What is being asked -> Below are records to be output exactly, every one of them.

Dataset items
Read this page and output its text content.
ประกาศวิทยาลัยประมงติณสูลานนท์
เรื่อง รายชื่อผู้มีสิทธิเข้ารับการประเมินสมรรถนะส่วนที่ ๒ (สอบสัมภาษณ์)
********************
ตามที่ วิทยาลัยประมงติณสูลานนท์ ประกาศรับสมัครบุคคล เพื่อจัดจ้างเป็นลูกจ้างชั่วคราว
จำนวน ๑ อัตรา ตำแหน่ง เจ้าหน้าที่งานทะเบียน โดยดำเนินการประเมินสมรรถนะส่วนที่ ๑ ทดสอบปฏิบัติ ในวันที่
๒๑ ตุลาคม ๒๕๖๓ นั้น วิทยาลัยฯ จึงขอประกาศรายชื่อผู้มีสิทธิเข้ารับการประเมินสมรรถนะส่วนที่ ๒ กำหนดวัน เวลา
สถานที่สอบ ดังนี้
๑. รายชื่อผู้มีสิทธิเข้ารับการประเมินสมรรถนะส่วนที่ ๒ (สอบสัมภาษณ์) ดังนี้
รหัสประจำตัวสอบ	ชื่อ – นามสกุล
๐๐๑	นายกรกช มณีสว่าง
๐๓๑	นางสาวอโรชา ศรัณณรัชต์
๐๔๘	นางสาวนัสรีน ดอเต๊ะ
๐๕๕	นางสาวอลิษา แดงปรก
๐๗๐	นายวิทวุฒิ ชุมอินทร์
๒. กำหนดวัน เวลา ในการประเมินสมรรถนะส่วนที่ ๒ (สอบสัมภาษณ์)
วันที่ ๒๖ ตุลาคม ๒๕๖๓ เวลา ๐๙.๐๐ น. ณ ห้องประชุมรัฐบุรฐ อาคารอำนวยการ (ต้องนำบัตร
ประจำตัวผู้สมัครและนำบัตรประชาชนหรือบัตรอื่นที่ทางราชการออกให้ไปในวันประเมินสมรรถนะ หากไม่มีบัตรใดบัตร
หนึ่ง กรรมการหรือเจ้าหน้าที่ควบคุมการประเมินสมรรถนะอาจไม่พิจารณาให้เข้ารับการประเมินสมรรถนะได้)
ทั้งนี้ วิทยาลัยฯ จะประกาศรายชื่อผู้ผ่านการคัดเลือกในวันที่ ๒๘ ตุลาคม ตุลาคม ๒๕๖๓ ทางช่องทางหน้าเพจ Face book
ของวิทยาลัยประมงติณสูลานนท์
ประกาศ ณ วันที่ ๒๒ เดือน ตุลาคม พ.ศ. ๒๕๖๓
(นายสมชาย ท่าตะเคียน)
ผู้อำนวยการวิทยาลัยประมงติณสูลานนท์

Problem solution ->
Read this page and output its text content.
ประกาศวิทยาลัยประมงติณสูลานนท์
เรื่อง รายชื่อผู้มีสิทธิเข้ารับการประเมินสมรรถนะส่วนที่ ๒ (สอบสัมภาษณ์)
********************
ตามที่ วิทยาลัยประมงติณสูลานนท์ ประกาศรับสมัครบุคคล เพื่อจัดจ้างเป็นลูกจ้างชั่วคราว
จำนวน ๑ อัตรา ตำแหน่ง เจ้าหน้าที่งานทะเบียน โดยดำเนินการประเมินสมรรถนะส่วนที่ ๑ ทดสอบปฏิบัติ ในวันที่
๒๑ ตุลาคม ๒๕๖๓ นั้น วิทยาลัยฯ จึงขอประกาศรายชื่อผู้มีสิทธิเข้ารับการประเมินสมรรถนะส่วนที่ ๒ กำหนดวัน เวลา
สถานที่สอบ ดังนี้
๑. รายชื่อผู้มีสิทธิเข้ารับการประเมินสมรรถนะส่วนที่ ๒ (สอบสัมภาษณ์) ดังนี้
รหัสประจำตัวสอบ	ชื่อ – นามสกุล
๐๐๑	นายกรกช มณีสว่าง
๐๓๑	นางสาวอโรชา ศรัณณรัชต์
๐๔๘	นางสาวนัสรีน ดอเต๊ะ
๐๕๕	นางสาวอลิษา แดงปรก
๐๗๐	นายวิทวุฒิ ชุมอินทร์
๒. กำหนดวัน เวลา ในการประเมินสมรรถนะส่วนที่ ๒ (สอบสัมภาษณ์)
วันที่ ๒๖ ตุลาคม ๒๕๖๓ เวลา ๐๙.๐๐ น. ณ ห้องประชุมรัฐบุรฐ อาคารอำนวยการ (ต้องนำบัตร
ประจำตัวผู้สมัครและนำบัตรประชาชนหรือบัตรอื่นที่ทางราชการออกให้ไปในวันประเมินสมรรถนะ หากไม่มีบัตรใดบัตร
หนึ่ง กรรมการหรือเจ้าหน้าที่ควบคุมการประเมินสมรรถนะอาจไม่พิจารณาให้เข้ารับการประเมินสมรรถนะได้)
ทั้งนี้ วิทยาลัยฯ จะประกาศรายชื่อผู้ผ่านการคัดเลือกในวันที่ ๒๘ ตุลาคม ตุลาคม ๒๕๖๓ ทางช่องทางหน้าเพจ Face book
ของวิทยาลัยประมงติณสูลานนท์
ประกาศ ณ วันที่ ๒๒ เดือน ตุลาคม พ.ศ. ๒๕๖๓
(นายสมชาย ท่าตะเคียน)
ผู้อำนวยการวิทยาลัยประมงติณสูลานนท์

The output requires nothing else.